§ Set task: Could you retype every line of the data below without changing a single character?

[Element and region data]
•••

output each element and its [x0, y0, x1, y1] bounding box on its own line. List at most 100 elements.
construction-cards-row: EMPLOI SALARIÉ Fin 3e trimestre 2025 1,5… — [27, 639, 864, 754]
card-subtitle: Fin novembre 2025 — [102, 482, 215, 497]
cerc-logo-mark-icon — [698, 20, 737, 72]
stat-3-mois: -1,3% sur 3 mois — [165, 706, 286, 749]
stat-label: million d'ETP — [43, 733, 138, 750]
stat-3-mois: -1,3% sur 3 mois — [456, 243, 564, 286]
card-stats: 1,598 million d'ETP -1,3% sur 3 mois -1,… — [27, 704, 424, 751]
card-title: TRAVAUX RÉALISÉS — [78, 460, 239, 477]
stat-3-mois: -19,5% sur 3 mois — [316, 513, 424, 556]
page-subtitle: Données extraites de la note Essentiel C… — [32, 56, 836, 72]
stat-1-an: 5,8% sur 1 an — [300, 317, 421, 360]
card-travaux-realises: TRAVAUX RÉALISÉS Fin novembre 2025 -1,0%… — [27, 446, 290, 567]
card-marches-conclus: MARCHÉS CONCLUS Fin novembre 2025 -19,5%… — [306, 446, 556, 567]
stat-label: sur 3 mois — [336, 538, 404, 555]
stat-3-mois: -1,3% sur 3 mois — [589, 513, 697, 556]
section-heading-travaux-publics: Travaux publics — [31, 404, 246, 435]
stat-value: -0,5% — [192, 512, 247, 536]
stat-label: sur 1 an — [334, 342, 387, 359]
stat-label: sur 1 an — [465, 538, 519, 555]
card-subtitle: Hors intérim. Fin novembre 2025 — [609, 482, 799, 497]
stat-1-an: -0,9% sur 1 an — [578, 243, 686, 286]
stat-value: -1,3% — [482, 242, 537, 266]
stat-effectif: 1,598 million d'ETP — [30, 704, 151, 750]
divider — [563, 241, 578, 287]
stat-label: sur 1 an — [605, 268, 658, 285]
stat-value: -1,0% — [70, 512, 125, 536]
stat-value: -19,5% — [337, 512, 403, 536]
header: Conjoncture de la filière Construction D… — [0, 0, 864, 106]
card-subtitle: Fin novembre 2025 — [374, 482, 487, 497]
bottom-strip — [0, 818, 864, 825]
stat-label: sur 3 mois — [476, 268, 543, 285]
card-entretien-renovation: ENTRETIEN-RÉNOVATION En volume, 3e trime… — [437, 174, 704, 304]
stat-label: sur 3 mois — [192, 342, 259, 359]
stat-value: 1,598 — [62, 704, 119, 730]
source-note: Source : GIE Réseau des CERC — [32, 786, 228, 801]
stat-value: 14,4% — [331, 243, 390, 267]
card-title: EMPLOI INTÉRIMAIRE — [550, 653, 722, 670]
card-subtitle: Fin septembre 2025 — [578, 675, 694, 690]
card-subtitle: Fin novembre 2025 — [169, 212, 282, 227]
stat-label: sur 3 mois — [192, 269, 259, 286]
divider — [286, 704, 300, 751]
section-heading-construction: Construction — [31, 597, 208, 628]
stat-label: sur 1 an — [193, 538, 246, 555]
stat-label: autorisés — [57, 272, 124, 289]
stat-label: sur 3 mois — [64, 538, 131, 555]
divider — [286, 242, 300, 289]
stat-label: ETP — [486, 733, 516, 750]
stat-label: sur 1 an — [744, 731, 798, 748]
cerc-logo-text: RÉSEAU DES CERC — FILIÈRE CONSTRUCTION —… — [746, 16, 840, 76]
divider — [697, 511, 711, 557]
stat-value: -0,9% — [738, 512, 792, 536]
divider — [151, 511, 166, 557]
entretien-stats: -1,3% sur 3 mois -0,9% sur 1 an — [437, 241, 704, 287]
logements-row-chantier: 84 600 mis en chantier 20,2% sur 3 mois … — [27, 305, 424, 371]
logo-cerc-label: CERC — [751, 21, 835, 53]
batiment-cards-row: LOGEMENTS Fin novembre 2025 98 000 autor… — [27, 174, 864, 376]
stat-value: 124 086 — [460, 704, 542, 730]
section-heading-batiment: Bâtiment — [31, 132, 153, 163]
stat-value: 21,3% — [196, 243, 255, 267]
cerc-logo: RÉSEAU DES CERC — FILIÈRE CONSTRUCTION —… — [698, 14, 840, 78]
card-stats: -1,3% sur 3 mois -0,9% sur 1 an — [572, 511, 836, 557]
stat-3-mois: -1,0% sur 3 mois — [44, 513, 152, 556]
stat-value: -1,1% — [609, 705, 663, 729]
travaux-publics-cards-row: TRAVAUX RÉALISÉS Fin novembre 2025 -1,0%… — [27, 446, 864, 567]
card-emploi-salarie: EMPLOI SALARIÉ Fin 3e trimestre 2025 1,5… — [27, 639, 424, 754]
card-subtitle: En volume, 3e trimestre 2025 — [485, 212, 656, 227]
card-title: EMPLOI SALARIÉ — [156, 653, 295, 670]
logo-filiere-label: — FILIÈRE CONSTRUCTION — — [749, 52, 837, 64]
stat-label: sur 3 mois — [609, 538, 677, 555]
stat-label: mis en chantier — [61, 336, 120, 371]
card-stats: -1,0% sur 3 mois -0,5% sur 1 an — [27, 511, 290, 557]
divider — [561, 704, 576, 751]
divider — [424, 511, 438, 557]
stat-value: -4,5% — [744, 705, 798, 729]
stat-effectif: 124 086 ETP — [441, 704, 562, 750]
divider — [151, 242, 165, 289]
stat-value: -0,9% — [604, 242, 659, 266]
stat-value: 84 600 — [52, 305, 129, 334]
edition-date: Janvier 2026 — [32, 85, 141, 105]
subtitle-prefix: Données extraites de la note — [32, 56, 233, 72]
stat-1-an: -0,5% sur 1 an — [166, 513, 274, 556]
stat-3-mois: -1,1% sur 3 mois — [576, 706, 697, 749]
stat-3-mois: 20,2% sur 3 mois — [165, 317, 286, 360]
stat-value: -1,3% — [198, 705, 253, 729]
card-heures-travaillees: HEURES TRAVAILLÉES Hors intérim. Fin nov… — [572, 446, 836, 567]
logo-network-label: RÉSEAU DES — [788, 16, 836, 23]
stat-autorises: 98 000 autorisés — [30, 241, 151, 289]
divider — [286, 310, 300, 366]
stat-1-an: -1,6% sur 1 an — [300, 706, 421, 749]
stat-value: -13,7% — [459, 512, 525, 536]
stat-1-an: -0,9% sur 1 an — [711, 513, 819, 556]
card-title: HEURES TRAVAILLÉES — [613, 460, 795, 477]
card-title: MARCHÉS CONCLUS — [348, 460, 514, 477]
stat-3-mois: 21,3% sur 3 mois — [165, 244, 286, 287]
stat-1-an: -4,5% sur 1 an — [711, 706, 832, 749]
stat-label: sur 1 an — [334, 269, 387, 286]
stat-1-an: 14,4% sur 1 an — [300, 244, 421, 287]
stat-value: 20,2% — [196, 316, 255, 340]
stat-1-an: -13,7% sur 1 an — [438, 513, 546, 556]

•••

§ Final result:
output each element and its [x0, y0, x1, y1] bounding box on its own line. List at most 100 elements.
construction-cards-row: EMPLOI SALARIÉ Fin 3e trimestre 2025 1,5… — [27, 639, 864, 754]
card-subtitle: Fin novembre 2025 — [102, 482, 215, 497]
cerc-logo-mark-icon — [698, 20, 737, 72]
stat-3-mois: -1,3% sur 3 mois — [165, 706, 286, 749]
stat-label: million d'ETP — [43, 733, 138, 750]
stat-3-mois: -1,3% sur 3 mois — [456, 243, 564, 286]
card-stats: 1,598 million d'ETP -1,3% sur 3 mois -1,… — [27, 704, 424, 751]
card-title: TRAVAUX RÉALISÉS — [78, 460, 239, 477]
stat-3-mois: -19,5% sur 3 mois — [316, 513, 424, 556]
page-subtitle: Données extraites de la note Essentiel C… — [32, 56, 836, 72]
stat-1-an: 5,8% sur 1 an — [300, 317, 421, 360]
card-travaux-realises: TRAVAUX RÉALISÉS Fin novembre 2025 -1,0%… — [27, 446, 290, 567]
card-marches-conclus: MARCHÉS CONCLUS Fin novembre 2025 -19,5%… — [306, 446, 556, 567]
stat-label: sur 3 mois — [336, 538, 404, 555]
stat-3-mois: -1,3% sur 3 mois — [589, 513, 697, 556]
section-heading-travaux-publics: Travaux publics — [31, 404, 246, 435]
stat-value: -0,5% — [192, 512, 247, 536]
stat-label: sur 1 an — [334, 342, 387, 359]
stat-label: sur 1 an — [465, 538, 519, 555]
card-subtitle: Hors intérim. Fin novembre 2025 — [609, 482, 799, 497]
stat-1-an: -0,9% sur 1 an — [578, 243, 686, 286]
stat-value: -1,3% — [482, 242, 537, 266]
stat-effectif: 1,598 million d'ETP — [30, 704, 151, 750]
divider — [563, 241, 578, 287]
stat-label: sur 1 an — [605, 268, 658, 285]
stat-value: -1,0% — [70, 512, 125, 536]
stat-value: -19,5% — [337, 512, 403, 536]
header: Conjoncture de la filière Construction D… — [0, 0, 864, 106]
card-subtitle: Fin novembre 2025 — [374, 482, 487, 497]
bottom-strip — [0, 818, 864, 825]
stat-label: sur 3 mois — [476, 268, 543, 285]
card-entretien-renovation: ENTRETIEN-RÉNOVATION En volume, 3e trime… — [437, 174, 704, 304]
stat-label: sur 3 mois — [192, 342, 259, 359]
stat-value: 1,598 — [62, 704, 119, 730]
source-note: Source : GIE Réseau des CERC — [32, 786, 228, 801]
stat-value: 14,4% — [331, 243, 390, 267]
card-title: EMPLOI INTÉRIMAIRE — [550, 653, 722, 670]
card-subtitle: Fin septembre 2025 — [578, 675, 694, 690]
card-subtitle: Fin novembre 2025 — [169, 212, 282, 227]
stat-label: sur 3 mois — [192, 269, 259, 286]
divider — [286, 704, 300, 751]
section-heading-construction: Construction — [31, 597, 208, 628]
stat-label: sur 1 an — [193, 538, 246, 555]
stat-label: autorisés — [57, 272, 124, 289]
stat-label: sur 3 mois — [64, 538, 131, 555]
divider — [286, 242, 300, 289]
stat-label: ETP — [486, 733, 516, 750]
stat-label: sur 1 an — [744, 731, 798, 748]
cerc-logo-text: RÉSEAU DES CERC — FILIÈRE CONSTRUCTION —… — [746, 16, 840, 76]
divider — [697, 511, 711, 557]
stat-value: -0,9% — [738, 512, 792, 536]
divider — [151, 511, 166, 557]
entretien-stats: -1,3% sur 3 mois -0,9% sur 1 an — [437, 241, 704, 287]
logements-row-chantier: 84 600 mis en chantier 20,2% sur 3 mois … — [27, 305, 424, 371]
logo-cerc-label: CERC — [751, 21, 835, 53]
batiment-cards-row: LOGEMENTS Fin novembre 2025 98 000 autor… — [27, 174, 864, 376]
stat-value: 124 086 — [460, 704, 542, 730]
section-heading-batiment: Bâtiment — [31, 132, 153, 163]
stat-value: 21,3% — [196, 243, 255, 267]
cerc-logo: RÉSEAU DES CERC — FILIÈRE CONSTRUCTION —… — [698, 14, 840, 78]
card-stats: -1,3% sur 3 mois -0,9% sur 1 an — [572, 511, 836, 557]
stat-3-mois: -1,0% sur 3 mois — [44, 513, 152, 556]
stat-value: -1,1% — [609, 705, 663, 729]
travaux-publics-cards-row: TRAVAUX RÉALISÉS Fin novembre 2025 -1,0%… — [27, 446, 864, 567]
card-emploi-salarie: EMPLOI SALARIÉ Fin 3e trimestre 2025 1,5… — [27, 639, 424, 754]
card-subtitle: En volume, 3e trimestre 2025 — [485, 212, 656, 227]
card-title: EMPLOI SALARIÉ — [156, 653, 295, 670]
logo-filiere-label: — FILIÈRE CONSTRUCTION — — [749, 52, 837, 64]
stat-label: sur 3 mois — [609, 538, 677, 555]
stat-label: mis en chantier — [61, 336, 120, 371]
card-stats: -1,0% sur 3 mois -0,5% sur 1 an — [27, 511, 290, 557]
divider — [561, 704, 576, 751]
divider — [424, 511, 438, 557]
stat-value: -4,5% — [744, 705, 798, 729]
stat-effectif: 124 086 ETP — [441, 704, 562, 750]
divider — [151, 242, 165, 289]
stat-value: -0,9% — [604, 242, 659, 266]
stat-value: 84 600 — [52, 305, 129, 334]
edition-date: Janvier 2026 — [32, 85, 141, 105]
subtitle-prefix: Données extraites de la note — [32, 56, 233, 72]
stat-1-an: -0,5% sur 1 an — [166, 513, 274, 556]
stat-3-mois: -1,1% sur 3 mois — [576, 706, 697, 749]
stat-3-mois: 20,2% sur 3 mois — [165, 317, 286, 360]
stat-value: -1,3% — [198, 705, 253, 729]
card-heures-travaillees: HEURES TRAVAILLÉES Hors intérim. Fin nov… — [572, 446, 836, 567]
logo-network-label: RÉSEAU DES — [788, 16, 836, 23]
stat-autorises: 98 000 autorisés — [30, 241, 151, 289]
divider — [286, 310, 300, 366]
stat-1-an: -1,6% sur 1 an — [300, 706, 421, 749]
stat-value: -13,7% — [459, 512, 525, 536]
stat-1-an: -0,9% sur 1 an — [711, 513, 819, 556]
card-title: HEURES TRAVAILLÉES — [613, 460, 795, 477]
card-title: MARCHÉS CONCLUS — [348, 460, 514, 477]
stat-3-mois: 21,3% sur 3 mois — [165, 244, 286, 287]
stat-1-an: -4,5% sur 1 an — [711, 706, 832, 749]
stat-label: sur 1 an — [334, 269, 387, 286]
stat-1-an: 14,4% sur 1 an — [300, 244, 421, 287]
stat-value: 20,2% — [196, 316, 255, 340]
stat-1-an: -13,7% sur 1 an — [438, 513, 546, 556]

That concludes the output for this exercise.